- _Yapılacak iş_:
Ağustosta doğan şairleri anan aşağıdaki köşe yazısını, son cümlesinden sonrasını yazarak sürdür.

Reklam
Reklam
Reklam
Kürşad TUNCALI

Kürşad TUNCALI

[email protected]

UYAR, CANSEVER, YÜCEL...

08 Ağustos 2022 - 00:12

Şiir okurları, edebiyat ve sanat severler için yılın her ayı ve her bir gününün ayrı ayrı birer anlamı vardır. Her bir ay ve gün; sevdikleri, takip ettikleri ve hayatlarına bir şekilde şiirleri, kitapları, yazıları ve eserleri ile dokunmuş şair, yazar ve sanatçıların doğum ya da ölüm gününe tekabül eder. Bir süredir köşemde her ayın ilk haftasında ben de bu gün ve kimselere yer vermeyi adet edindim ki hala bizleri etkileyen ya da artık aramızda olmayan bu şairleri, şiirleri ve kitapları okundukça yaşatır, sanatlarını anılmak ayakta tutar. Ben de doğum günleri ağustos ayında olan dört büyük şairi, sırasıyla şiirlerinden örneklerle selamlamaya ayırdım...

- _Verilen bilgiler_:
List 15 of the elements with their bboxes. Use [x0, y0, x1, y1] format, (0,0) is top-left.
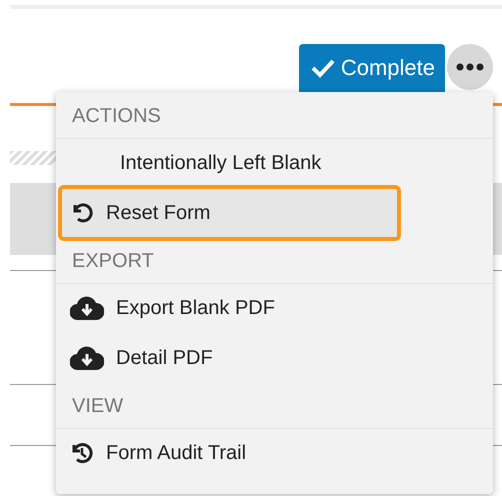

- _Görevin çıktısı_:
          4 Ağustos Turgut Uyar’ın, 8 Ağustos Edip Cansever’in, 21 Ağustos Can Yücel’in, 29 Ağustos Fazıl Hüsnü Dağlarca’nın doğum günleri. Can Yücel’in vedası da bu ayda; 12 Ağustos. Yaşamdan bu ayda ayrılan bir başka şair Ahmet Erhan… Bu bilgiler bilenler için eski, bilip unutanlar için hatırlatıcı, uyarıcı, bilmeyenler için öğretici olabilir tabi. Okurlar ile şiir okurlarını sinema izleyicisi ile tiyatro seyricisi gibi ayırarak ya da hiç ayırmadan yapalım bunu. Her şeyden önce anma, selamlama ve saygılarımızı sunmak amaç. Okurun şiire katkısına, emeğine, çabasına, hatırasına saygı duyduğu şair-yazarla ilgili yapabileceği yegane şeyin başında elbette ki o şiirleri okuması ve anması vardır. 
          Turgut Uyar ile başlayalım o halde. Doğum günü 4 Ağustos idi. Her zamanki gibi biyoğrafiye girmeden küçün bukleler halinde şiirlerinden örnekler vererek. 
''Sonbahar geldi hüzün
İlkbahar geldi kara hüzün
Ey en akıllı kişisi dünyanın
Bazen yaz ortasında gündüzün
sevgim acıyor
Kimi sevsem
Kim be ni sevse
Eylül toparlandı gitti işte
Ekim filan da gider bu gidişle
Tarihe gömülen koca koca atlar
Tarihe gömülür o kadar'' 
(Acıyor/Turgut Uyar)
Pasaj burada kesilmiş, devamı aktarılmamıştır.